### Task statement
Write the records out again, precisely as they stand.
##### Supplied records #####
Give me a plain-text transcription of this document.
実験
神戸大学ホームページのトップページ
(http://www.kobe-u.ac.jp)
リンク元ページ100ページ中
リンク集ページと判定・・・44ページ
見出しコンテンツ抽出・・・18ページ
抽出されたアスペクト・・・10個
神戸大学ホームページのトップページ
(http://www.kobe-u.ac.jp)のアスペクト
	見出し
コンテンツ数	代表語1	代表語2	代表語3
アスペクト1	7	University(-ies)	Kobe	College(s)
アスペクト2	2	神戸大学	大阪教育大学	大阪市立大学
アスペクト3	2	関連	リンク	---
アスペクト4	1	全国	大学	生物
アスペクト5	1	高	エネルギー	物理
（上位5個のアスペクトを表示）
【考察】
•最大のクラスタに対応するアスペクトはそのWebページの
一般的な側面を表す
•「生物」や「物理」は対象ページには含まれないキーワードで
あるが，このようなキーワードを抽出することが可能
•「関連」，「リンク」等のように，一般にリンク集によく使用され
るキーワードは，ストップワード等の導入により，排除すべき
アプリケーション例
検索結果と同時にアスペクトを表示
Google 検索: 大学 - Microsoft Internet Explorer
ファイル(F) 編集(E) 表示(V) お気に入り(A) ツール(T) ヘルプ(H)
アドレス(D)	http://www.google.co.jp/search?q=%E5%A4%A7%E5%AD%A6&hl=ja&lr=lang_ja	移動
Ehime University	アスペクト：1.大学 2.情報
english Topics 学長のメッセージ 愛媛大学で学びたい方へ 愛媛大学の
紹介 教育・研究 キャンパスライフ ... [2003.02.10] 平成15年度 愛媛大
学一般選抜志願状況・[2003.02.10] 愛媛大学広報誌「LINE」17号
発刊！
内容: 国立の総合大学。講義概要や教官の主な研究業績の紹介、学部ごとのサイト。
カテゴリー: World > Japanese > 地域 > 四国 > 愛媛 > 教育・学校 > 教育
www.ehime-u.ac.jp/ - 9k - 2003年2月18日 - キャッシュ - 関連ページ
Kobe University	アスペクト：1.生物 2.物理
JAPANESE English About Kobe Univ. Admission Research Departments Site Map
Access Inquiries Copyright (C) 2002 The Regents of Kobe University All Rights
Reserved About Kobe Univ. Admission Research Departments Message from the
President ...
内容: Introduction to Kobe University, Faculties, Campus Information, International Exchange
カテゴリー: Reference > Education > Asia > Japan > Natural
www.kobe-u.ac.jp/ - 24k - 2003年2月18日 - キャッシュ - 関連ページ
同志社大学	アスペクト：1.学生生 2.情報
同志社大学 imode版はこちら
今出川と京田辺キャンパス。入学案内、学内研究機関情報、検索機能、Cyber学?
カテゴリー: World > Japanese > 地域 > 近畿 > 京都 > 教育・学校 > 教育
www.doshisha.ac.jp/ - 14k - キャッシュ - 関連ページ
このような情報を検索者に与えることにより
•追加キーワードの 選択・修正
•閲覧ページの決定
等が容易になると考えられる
#####
### Result for this task
Give me a plain-text transcription of this document.
実験
神戸大学ホームページのトップページ
(http://www.kobe-u.ac.jp)
リンク元ページ100ページ中
リンク集ページと判定・・・44ページ
見出しコンテンツ抽出・・・18ページ
抽出されたアスペクト・・・10個
神戸大学ホームページのトップページ
(http://www.kobe-u.ac.jp)のアスペクト
	見出し
コンテンツ数	代表語1	代表語2	代表語3
アスペクト1	7	University(-ies)	Kobe	College(s)
アスペクト2	2	神戸大学	大阪教育大学	大阪市立大学
アスペクト3	2	関連	リンク	---
アスペクト4	1	全国	大学	生物
アスペクト5	1	高	エネルギー	物理
（上位5個のアスペクトを表示）
【考察】
•最大のクラスタに対応するアスペクトはそのWebページの
一般的な側面を表す
•「生物」や「物理」は対象ページには含まれないキーワードで
あるが，このようなキーワードを抽出することが可能
•「関連」，「リンク」等のように，一般にリンク集によく使用され
るキーワードは，ストップワード等の導入により，排除すべき
アプリケーション例
検索結果と同時にアスペクトを表示
Google 検索: 大学 - Microsoft Internet Explorer
ファイル(F) 編集(E) 表示(V) お気に入り(A) ツール(T) ヘルプ(H)
アドレス(D)	http://www.google.co.jp/search?q=%E5%A4%A7%E5%AD%A6&hl=ja&lr=lang_ja	移動
Ehime University	アスペクト：1.大学 2.情報
english Topics 学長のメッセージ 愛媛大学で学びたい方へ 愛媛大学の
紹介 教育・研究 キャンパスライフ ... [2003.02.10] 平成15年度 愛媛大
学一般選抜志願状況・[2003.02.10] 愛媛大学広報誌「LINE」17号
発刊！
内容: 国立の総合大学。講義概要や教官の主な研究業績の紹介、学部ごとのサイト。
カテゴリー: World > Japanese > 地域 > 四国 > 愛媛 > 教育・学校 > 教育
www.ehime-u.ac.jp/ - 9k - 2003年2月18日 - キャッシュ - 関連ページ
Kobe University	アスペクト：1.生物 2.物理
JAPANESE English About Kobe Univ. Admission Research Departments Site Map
Access Inquiries Copyright (C) 2002 The Regents of Kobe University All Rights
Reserved About Kobe Univ. Admission Research Departments Message from the
President ...
内容: Introduction to Kobe University, Faculties, Campus Information, International Exchange
カテゴリー: Reference > Education > Asia > Japan > Natural
www.kobe-u.ac.jp/ - 24k - 2003年2月18日 - キャッシュ - 関連ページ
同志社大学	アスペクト：1.学生生 2.情報
同志社大学 imode版はこちら
今出川と京田辺キャンパス。入学案内、学内研究機関情報、検索機能、Cyber学?
カテゴリー: World > Japanese > 地域 > 近畿 > 京都 > 教育・学校 > 教育
www.doshisha.ac.jp/ - 14k - キャッシュ - 関連ページ
このような情報を検索者に与えることにより
•追加キーワードの 選択・修正
•閲覧ページの決定
等が容易になると考えられる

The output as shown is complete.